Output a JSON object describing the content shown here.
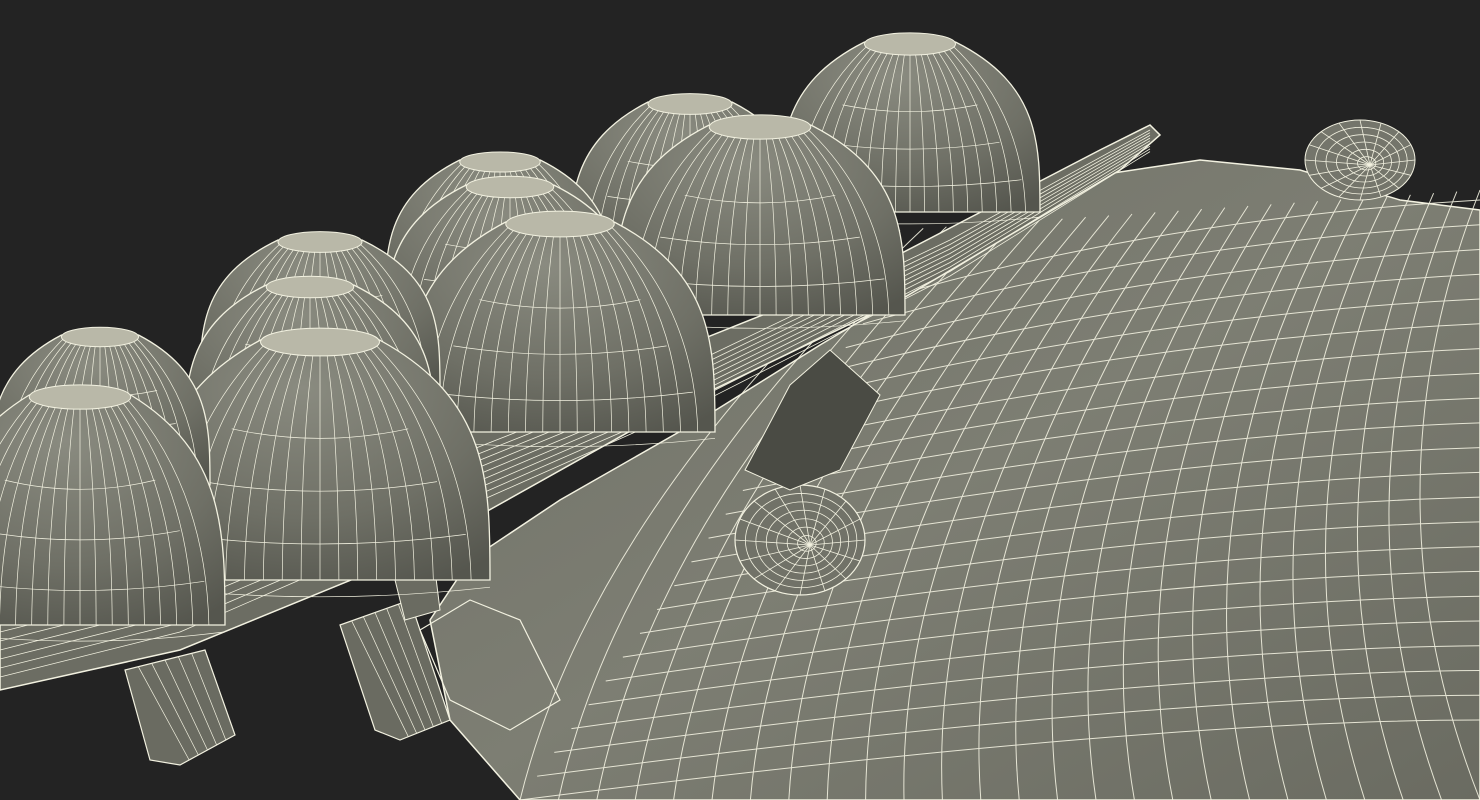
{
  "scene": {
    "subject": "wireframe-3d-model-render",
    "background_color": "#232323",
    "surface_color": "#7c7d72",
    "surface_shadow_color": "#5f6057",
    "wire_color": "#f2f1e0"
  }
}
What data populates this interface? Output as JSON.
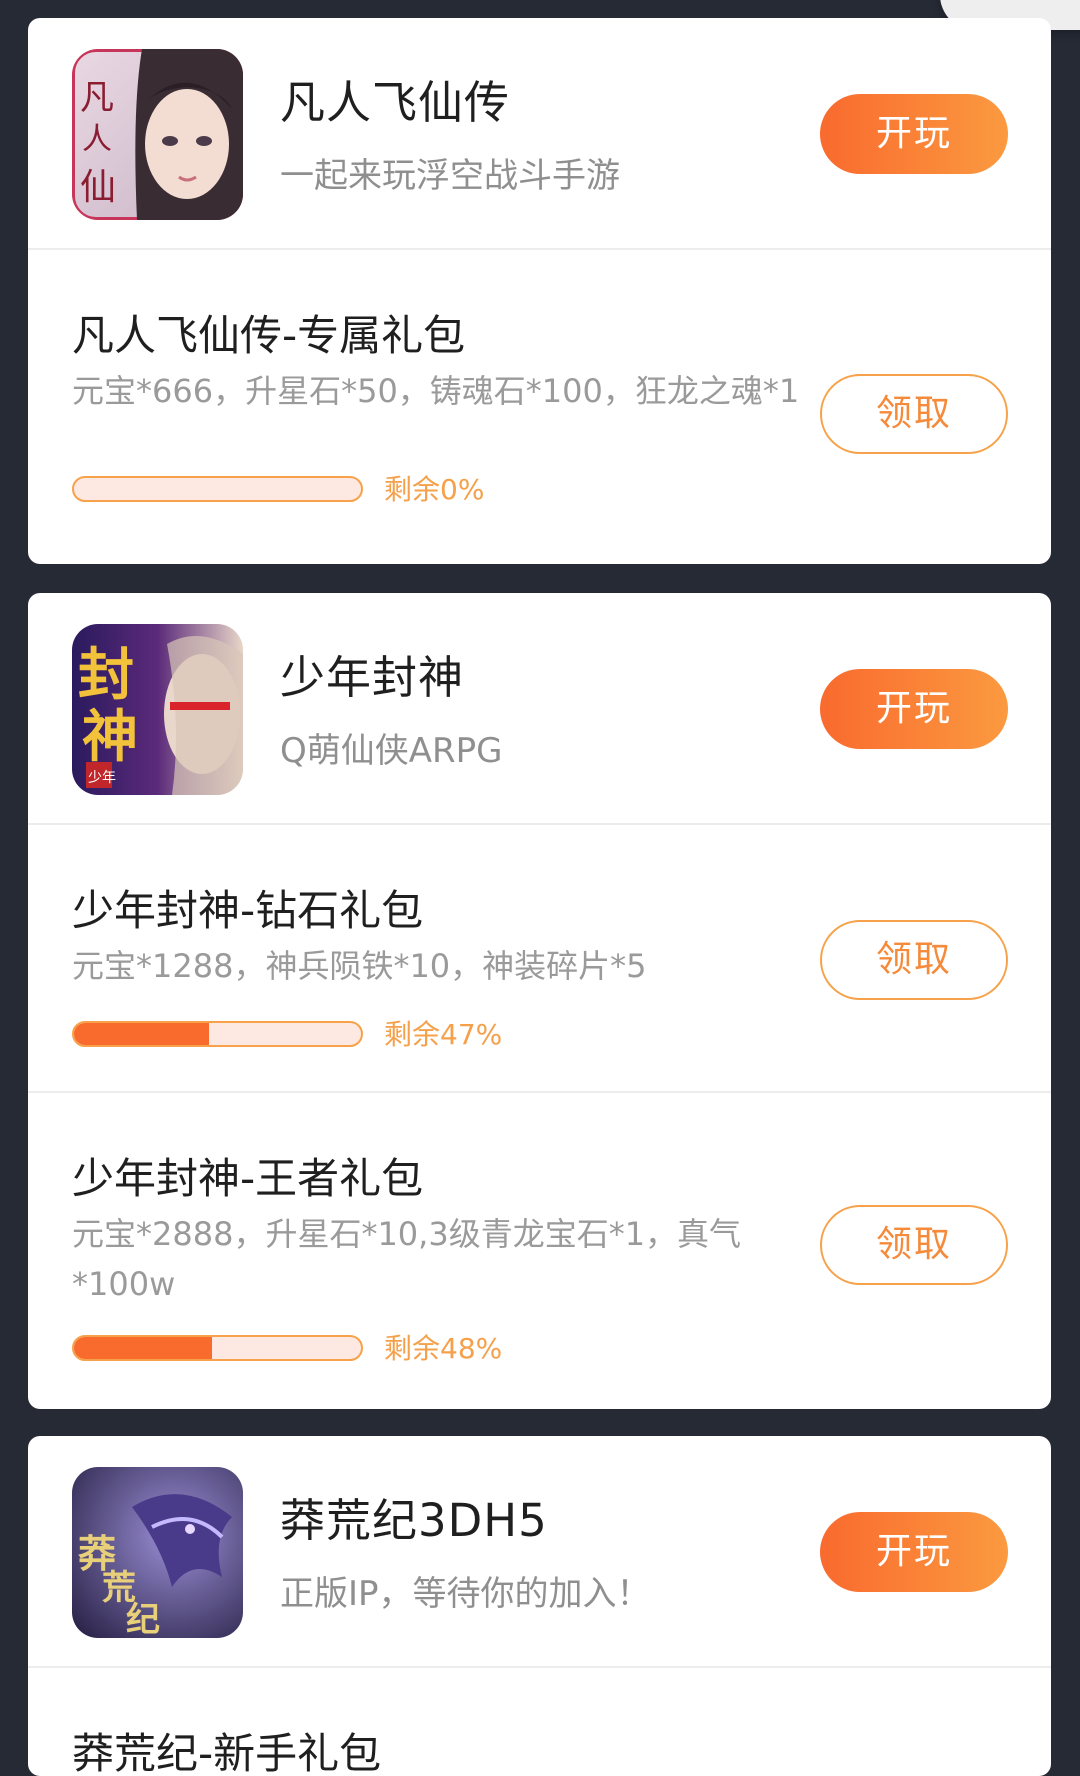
{
  "games": [
    {
      "name": "凡人飞仙传",
      "subtitle": "一起来玩浮空战斗手游",
      "play_label": "开玩",
      "icon": "fanren-feixian-game-icon",
      "gifts": [
        {
          "title": "凡人飞仙传-专属礼包",
          "desc": "元宝*666，升星石*50，铸魂石*100，狂龙之魂*1",
          "claim_label": "领取",
          "remaining": "剩余0%",
          "remaining_fraction": 0.0
        }
      ]
    },
    {
      "name": "少年封神",
      "subtitle": "Q萌仙侠ARPG",
      "play_label": "开玩",
      "icon": "shaonian-fengshen-game-icon",
      "gifts": [
        {
          "title": "少年封神-钻石礼包",
          "desc": "元宝*1288，神兵陨铁*10，神装碎片*5",
          "claim_label": "领取",
          "remaining": "剩余47%",
          "remaining_fraction": 0.47
        },
        {
          "title": "少年封神-王者礼包",
          "desc": "元宝*2888，升星石*10,3级青龙宝石*1，真气*100w",
          "claim_label": "领取",
          "remaining": "剩余48%",
          "remaining_fraction": 0.48
        }
      ]
    },
    {
      "name": "莽荒纪3DH5",
      "subtitle": "正版IP，等待你的加入！",
      "play_label": "开玩",
      "icon": "manghuangji-game-icon",
      "gifts": [
        {
          "title": "莽荒纪-新手礼包"
        }
      ]
    }
  ],
  "colors": {
    "background": "#262a35",
    "accent_orange": "#f86b2c",
    "accent_light_orange": "#f7a24a",
    "progress_track": "#fde9e1"
  }
}
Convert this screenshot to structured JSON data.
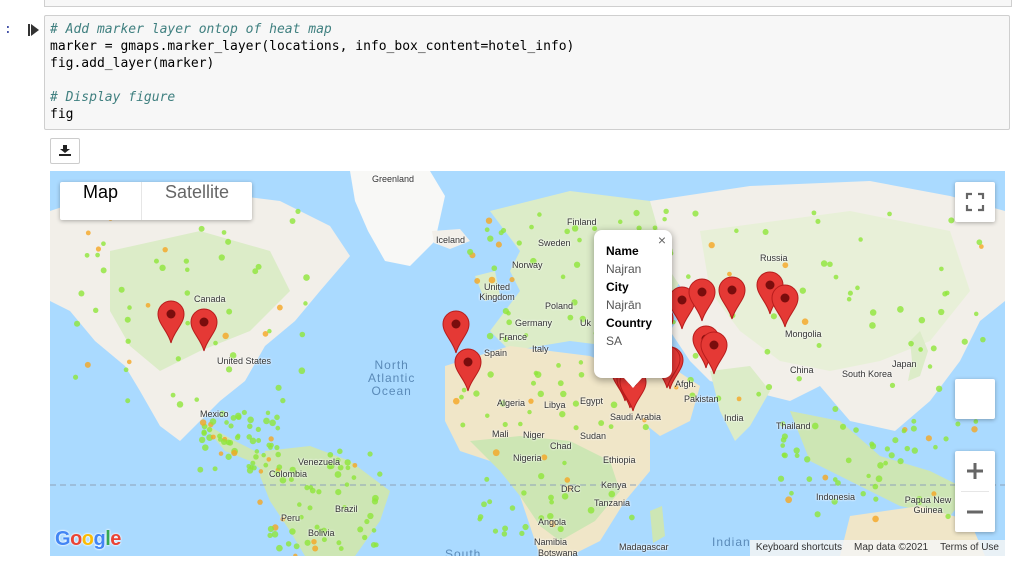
{
  "cell": {
    "prompt": ":",
    "code_lines": [
      {
        "type": "comment",
        "text": "# Add marker layer ontop of heat map"
      },
      {
        "type": "code",
        "text": "marker = gmaps.marker_layer(locations, info_box_content=hotel_info)"
      },
      {
        "type": "code",
        "text": "fig.add_layer(marker)"
      },
      {
        "type": "blank",
        "text": ""
      },
      {
        "type": "comment",
        "text": "# Display figure"
      },
      {
        "type": "code",
        "text": "fig"
      }
    ]
  },
  "download_icon": "download-icon",
  "map": {
    "maptype": {
      "map_label": "Map",
      "satellite_label": "Satellite",
      "selected": "Map"
    },
    "fullscreen_icon": "fullscreen-icon",
    "zoom": {
      "in": "+",
      "out": "−"
    },
    "info_window": {
      "close": "×",
      "fields": [
        {
          "label": "Name",
          "value": "Najran"
        },
        {
          "label": "City",
          "value": "Najrān"
        },
        {
          "label": "Country",
          "value": "SA"
        }
      ]
    },
    "country_labels": [
      "Greenland",
      "Finland",
      "Iceland",
      "Sweden",
      "Norway",
      "Russia",
      "United Kingdom",
      "Poland",
      "Germany",
      "France",
      "Italy",
      "Spain",
      "Uk",
      "Canada",
      "United States",
      "Mexico",
      "Algeria",
      "Libya",
      "Egypt",
      "Mali",
      "Niger",
      "Chad",
      "Sudan",
      "Nigeria",
      "Ethiopia",
      "Kenya",
      "DRC",
      "Tanzania",
      "Angola",
      "Namibia",
      "Botswana",
      "Madagascar",
      "Saudi Arabia",
      "Afgh.",
      "Pakistan",
      "India",
      "China",
      "Mongolia",
      "Japan",
      "South Korea",
      "Thailand",
      "Indonesia",
      "Papua New Guinea",
      "Venezuela",
      "Colombia",
      "Peru",
      "Brazil",
      "Bolivia"
    ],
    "ocean_labels": [
      "North\nAtlantic\nOcean",
      "Indian",
      "South"
    ],
    "attribution": {
      "shortcuts": "Keyboard shortcuts",
      "data": "Map data ©2021",
      "terms": "Terms of Use"
    },
    "logo": "Google",
    "colors": {
      "water": "#aadaff",
      "land": "#f2efe9",
      "desert": "#f0e6c8",
      "vegetation": "#cde6b4",
      "marker": "#e53935",
      "heat": "#8ee63a"
    }
  }
}
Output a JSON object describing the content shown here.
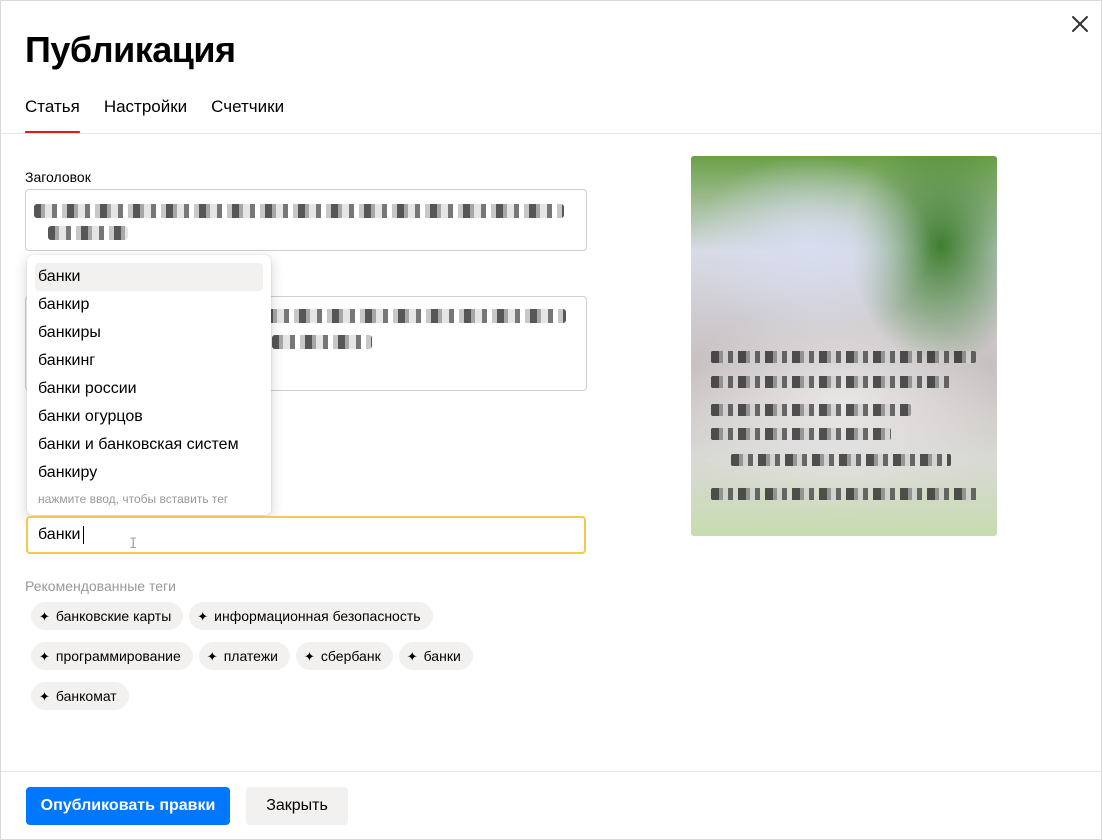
{
  "dialog": {
    "title": "Публикация",
    "close_icon": "close-icon"
  },
  "tabs": [
    {
      "label": "Статья",
      "active": true
    },
    {
      "label": "Настройки",
      "active": false
    },
    {
      "label": "Счетчики",
      "active": false
    }
  ],
  "form": {
    "title_label": "Заголовок",
    "tag_input_value": "банки"
  },
  "suggestions": {
    "items": [
      "банки",
      "банкир",
      "банкиры",
      "банкинг",
      "банки россии",
      "банки огурцов",
      "банки и банковская систем",
      "банкиру"
    ],
    "highlighted_index": 0,
    "hint": "нажмите ввод, чтобы вставить тег"
  },
  "recommended": {
    "label": "Рекомендованные теги",
    "chip_icon": "sparkle-icon",
    "tags": [
      "банковские карты",
      "информационная безопасность",
      "программирование",
      "платежи",
      "сбербанк",
      "банки",
      "банкомат"
    ]
  },
  "footer": {
    "publish_label": "Опубликовать правки",
    "close_label": "Закрыть"
  },
  "colors": {
    "accent_tab": "#e21a1a",
    "primary_button": "#0077ff",
    "input_focus": "#f2c94c",
    "chip_bg": "#f2f1ef"
  }
}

**TASK OBJECTIVE**
Reproduce all of the data exactly; the pictures do not belong in the copy.

**RESULT OF THE EXERCISE**
Output a JSON object describing the content shown here.
{
  "scene": {
    "subject": "wireframe-3d-model-render",
    "background_color": "#232323",
    "surface_color": "#7c7d72",
    "surface_shadow_color": "#5f6057",
    "wire_color": "#f2f1e0"
  }
}
What data populates this interface? Output as JSON.
{
  "games": [
    {
      "name": "凡人飞仙传",
      "subtitle": "一起来玩浮空战斗手游",
      "play_label": "开玩",
      "icon": "fanren-feixian-game-icon",
      "gifts": [
        {
          "title": "凡人飞仙传-专属礼包",
          "desc": "元宝*666，升星石*50，铸魂石*100，狂龙之魂*1",
          "claim_label": "领取",
          "remaining": "剩余0%",
          "remaining_fraction": 0.0
        }
      ]
    },
    {
      "name": "少年封神",
      "subtitle": "Q萌仙侠ARPG",
      "play_label": "开玩",
      "icon": "shaonian-fengshen-game-icon",
      "gifts": [
        {
          "title": "少年封神-钻石礼包",
          "desc": "元宝*1288，神兵陨铁*10，神装碎片*5",
          "claim_label": "领取",
          "remaining": "剩余47%",
          "remaining_fraction": 0.47
        },
        {
          "title": "少年封神-王者礼包",
          "desc": "元宝*2888，升星石*10,3级青龙宝石*1，真气*100w",
          "claim_label": "领取",
          "remaining": "剩余48%",
          "remaining_fraction": 0.48
        }
      ]
    },
    {
      "name": "莽荒纪3DH5",
      "subtitle": "正版IP，等待你的加入！",
      "play_label": "开玩",
      "icon": "manghuangji-game-icon",
      "gifts": [
        {
          "title": "莽荒纪-新手礼包"
        }
      ]
    }
  ],
  "colors": {
    "background": "#262a35",
    "accent_orange": "#f86b2c",
    "accent_light_orange": "#f7a24a",
    "progress_track": "#fde9e1"
  }
}
Convert this screenshot to structured JSON data.
{
  "cell": {
    "prompt": ":",
    "code_lines": [
      {
        "type": "comment",
        "text": "# Add marker layer ontop of heat map"
      },
      {
        "type": "code",
        "text": "marker = gmaps.marker_layer(locations, info_box_content=hotel_info)"
      },
      {
        "type": "code",
        "text": "fig.add_layer(marker)"
      },
      {
        "type": "blank",
        "text": ""
      },
      {
        "type": "comment",
        "text": "# Display figure"
      },
      {
        "type": "code",
        "text": "fig"
      }
    ]
  },
  "download_icon": "download-icon",
  "map": {
    "maptype": {
      "map_label": "Map",
      "satellite_label": "Satellite",
      "selected": "Map"
    },
    "fullscreen_icon": "fullscreen-icon",
    "zoom": {
      "in": "+",
      "out": "−"
    },
    "info_window": {
      "close": "×",
      "fields": [
        {
          "label": "Name",
          "value": "Najran"
        },
        {
          "label": "City",
          "value": "Najrān"
        },
        {
          "label": "Country",
          "value": "SA"
        }
      ]
    },
    "country_labels": [
      "Greenland",
      "Finland",
      "Iceland",
      "Sweden",
      "Norway",
      "Russia",
      "United Kingdom",
      "Poland",
      "Germany",
      "France",
      "Italy",
      "Spain",
      "Uk",
      "Canada",
      "United States",
      "Mexico",
      "Algeria",
      "Libya",
      "Egypt",
      "Mali",
      "Niger",
      "Chad",
      "Sudan",
      "Nigeria",
      "Ethiopia",
      "Kenya",
      "DRC",
      "Tanzania",
      "Angola",
      "Namibia",
      "Botswana",
      "Madagascar",
      "Saudi Arabia",
      "Afgh.",
      "Pakistan",
      "India",
      "China",
      "Mongolia",
      "Japan",
      "South Korea",
      "Thailand",
      "Indonesia",
      "Papua New Guinea",
      "Venezuela",
      "Colombia",
      "Peru",
      "Brazil",
      "Bolivia"
    ],
    "ocean_labels": [
      "North\nAtlantic\nOcean",
      "Indian",
      "South"
    ],
    "attribution": {
      "shortcuts": "Keyboard shortcuts",
      "data": "Map data ©2021",
      "terms": "Terms of Use"
    },
    "logo": "Google",
    "colors": {
      "water": "#aadaff",
      "land": "#f2efe9",
      "desert": "#f0e6c8",
      "vegetation": "#cde6b4",
      "marker": "#e53935",
      "heat": "#8ee63a"
    }
  }
}
Output a JSON object describing the content shown here.
{
  "dialog": {
    "title": "Публикация",
    "close_icon": "close-icon"
  },
  "tabs": [
    {
      "label": "Статья",
      "active": true
    },
    {
      "label": "Настройки",
      "active": false
    },
    {
      "label": "Счетчики",
      "active": false
    }
  ],
  "form": {
    "title_label": "Заголовок",
    "tag_input_value": "банки"
  },
  "suggestions": {
    "items": [
      "банки",
      "банкир",
      "банкиры",
      "банкинг",
      "банки россии",
      "банки огурцов",
      "банки и банковская систем",
      "банкиру"
    ],
    "highlighted_index": 0,
    "hint": "нажмите ввод, чтобы вставить тег"
  },
  "recommended": {
    "label": "Рекомендованные теги",
    "chip_icon": "sparkle-icon",
    "tags": [
      "банковские карты",
      "информационная безопасность",
      "программирование",
      "платежи",
      "сбербанк",
      "банки",
      "банкомат"
    ]
  },
  "footer": {
    "publish_label": "Опубликовать правки",
    "close_label": "Закрыть"
  },
  "colors": {
    "accent_tab": "#e21a1a",
    "primary_button": "#0077ff",
    "input_focus": "#f2c94c",
    "chip_bg": "#f2f1ef"
  }
}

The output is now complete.